### LISTED ENTRIES
>> begin

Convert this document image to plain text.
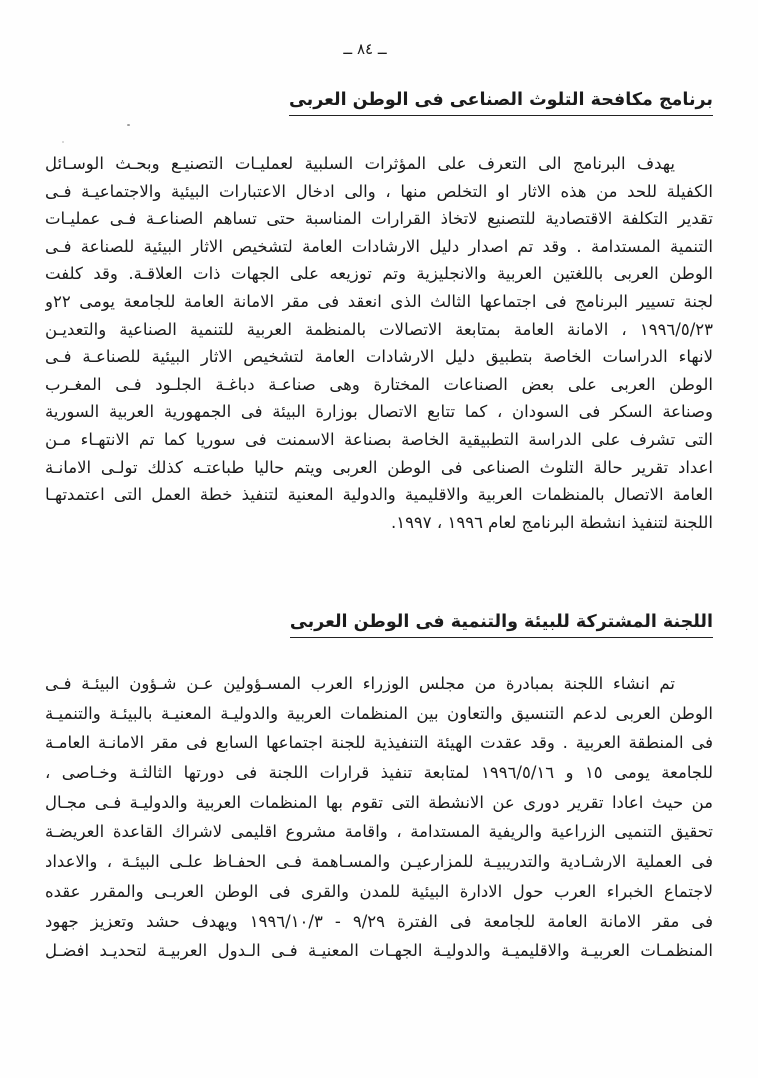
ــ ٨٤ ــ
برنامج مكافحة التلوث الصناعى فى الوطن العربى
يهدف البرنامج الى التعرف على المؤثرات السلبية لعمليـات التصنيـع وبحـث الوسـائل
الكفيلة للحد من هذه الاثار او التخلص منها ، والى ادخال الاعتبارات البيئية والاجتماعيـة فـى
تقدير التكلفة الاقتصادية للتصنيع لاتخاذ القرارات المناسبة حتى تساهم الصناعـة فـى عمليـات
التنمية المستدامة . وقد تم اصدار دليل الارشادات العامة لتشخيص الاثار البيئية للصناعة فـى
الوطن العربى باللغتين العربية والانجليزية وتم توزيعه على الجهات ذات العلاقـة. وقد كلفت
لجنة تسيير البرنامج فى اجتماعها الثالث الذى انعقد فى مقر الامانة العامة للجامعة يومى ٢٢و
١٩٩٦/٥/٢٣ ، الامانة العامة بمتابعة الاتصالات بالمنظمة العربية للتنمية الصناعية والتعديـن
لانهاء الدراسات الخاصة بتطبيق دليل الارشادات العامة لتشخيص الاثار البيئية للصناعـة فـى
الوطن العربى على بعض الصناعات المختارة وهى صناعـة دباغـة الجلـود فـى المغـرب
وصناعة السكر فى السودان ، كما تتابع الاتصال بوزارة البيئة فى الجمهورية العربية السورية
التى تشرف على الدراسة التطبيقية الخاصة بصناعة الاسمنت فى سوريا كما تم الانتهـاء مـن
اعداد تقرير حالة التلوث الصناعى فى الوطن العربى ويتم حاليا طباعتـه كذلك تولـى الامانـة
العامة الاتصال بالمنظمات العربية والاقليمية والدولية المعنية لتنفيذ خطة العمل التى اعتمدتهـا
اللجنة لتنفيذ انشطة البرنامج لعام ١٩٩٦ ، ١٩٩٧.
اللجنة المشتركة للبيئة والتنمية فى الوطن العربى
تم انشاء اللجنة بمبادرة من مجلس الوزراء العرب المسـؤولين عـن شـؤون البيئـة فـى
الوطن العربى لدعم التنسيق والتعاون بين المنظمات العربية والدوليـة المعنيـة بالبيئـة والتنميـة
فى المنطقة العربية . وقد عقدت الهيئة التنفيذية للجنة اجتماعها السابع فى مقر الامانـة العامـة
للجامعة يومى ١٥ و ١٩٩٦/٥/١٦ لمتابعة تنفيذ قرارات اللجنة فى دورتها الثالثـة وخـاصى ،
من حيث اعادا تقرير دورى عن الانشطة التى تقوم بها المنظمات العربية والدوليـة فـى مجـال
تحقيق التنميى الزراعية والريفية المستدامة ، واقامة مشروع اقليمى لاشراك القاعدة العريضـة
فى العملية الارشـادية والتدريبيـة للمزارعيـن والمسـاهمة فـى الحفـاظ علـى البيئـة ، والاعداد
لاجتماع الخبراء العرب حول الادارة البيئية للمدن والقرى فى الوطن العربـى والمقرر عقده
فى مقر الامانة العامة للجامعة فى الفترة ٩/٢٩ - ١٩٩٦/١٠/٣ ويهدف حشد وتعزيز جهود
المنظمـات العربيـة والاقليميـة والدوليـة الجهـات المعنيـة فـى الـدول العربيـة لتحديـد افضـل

>> end

### WORK TO BE COMPLETED
Drop the images and repeat the data exactly.

### EXERCISE OUTPUT
Convert this document image to plain text.
ــ ٨٤ ــ
برنامج مكافحة التلوث الصناعى فى الوطن العربى
يهدف البرنامج الى التعرف على المؤثرات السلبية لعمليـات التصنيـع وبحـث الوسـائل
الكفيلة للحد من هذه الاثار او التخلص منها ، والى ادخال الاعتبارات البيئية والاجتماعيـة فـى
تقدير التكلفة الاقتصادية للتصنيع لاتخاذ القرارات المناسبة حتى تساهم الصناعـة فـى عمليـات
التنمية المستدامة . وقد تم اصدار دليل الارشادات العامة لتشخيص الاثار البيئية للصناعة فـى
الوطن العربى باللغتين العربية والانجليزية وتم توزيعه على الجهات ذات العلاقـة. وقد كلفت
لجنة تسيير البرنامج فى اجتماعها الثالث الذى انعقد فى مقر الامانة العامة للجامعة يومى ٢٢و
١٩٩٦/٥/٢٣ ، الامانة العامة بمتابعة الاتصالات بالمنظمة العربية للتنمية الصناعية والتعديـن
لانهاء الدراسات الخاصة بتطبيق دليل الارشادات العامة لتشخيص الاثار البيئية للصناعـة فـى
الوطن العربى على بعض الصناعات المختارة وهى صناعـة دباغـة الجلـود فـى المغـرب
وصناعة السكر فى السودان ، كما تتابع الاتصال بوزارة البيئة فى الجمهورية العربية السورية
التى تشرف على الدراسة التطبيقية الخاصة بصناعة الاسمنت فى سوريا كما تم الانتهـاء مـن
اعداد تقرير حالة التلوث الصناعى فى الوطن العربى ويتم حاليا طباعتـه كذلك تولـى الامانـة
العامة الاتصال بالمنظمات العربية والاقليمية والدولية المعنية لتنفيذ خطة العمل التى اعتمدتهـا
اللجنة لتنفيذ انشطة البرنامج لعام ١٩٩٦ ، ١٩٩٧.
اللجنة المشتركة للبيئة والتنمية فى الوطن العربى
تم انشاء اللجنة بمبادرة من مجلس الوزراء العرب المسـؤولين عـن شـؤون البيئـة فـى
الوطن العربى لدعم التنسيق والتعاون بين المنظمات العربية والدوليـة المعنيـة بالبيئـة والتنميـة
فى المنطقة العربية . وقد عقدت الهيئة التنفيذية للجنة اجتماعها السابع فى مقر الامانـة العامـة
للجامعة يومى ١٥ و ١٩٩٦/٥/١٦ لمتابعة تنفيذ قرارات اللجنة فى دورتها الثالثـة وخـاصى ،
من حيث اعادا تقرير دورى عن الانشطة التى تقوم بها المنظمات العربية والدوليـة فـى مجـال
تحقيق التنميى الزراعية والريفية المستدامة ، واقامة مشروع اقليمى لاشراك القاعدة العريضـة
فى العملية الارشـادية والتدريبيـة للمزارعيـن والمسـاهمة فـى الحفـاظ علـى البيئـة ، والاعداد
لاجتماع الخبراء العرب حول الادارة البيئية للمدن والقرى فى الوطن العربـى والمقرر عقده
فى مقر الامانة العامة للجامعة فى الفترة ٩/٢٩ - ١٩٩٦/١٠/٣ ويهدف حشد وتعزيز جهود
المنظمـات العربيـة والاقليميـة والدوليـة الجهـات المعنيـة فـى الـدول العربيـة لتحديـد افضـل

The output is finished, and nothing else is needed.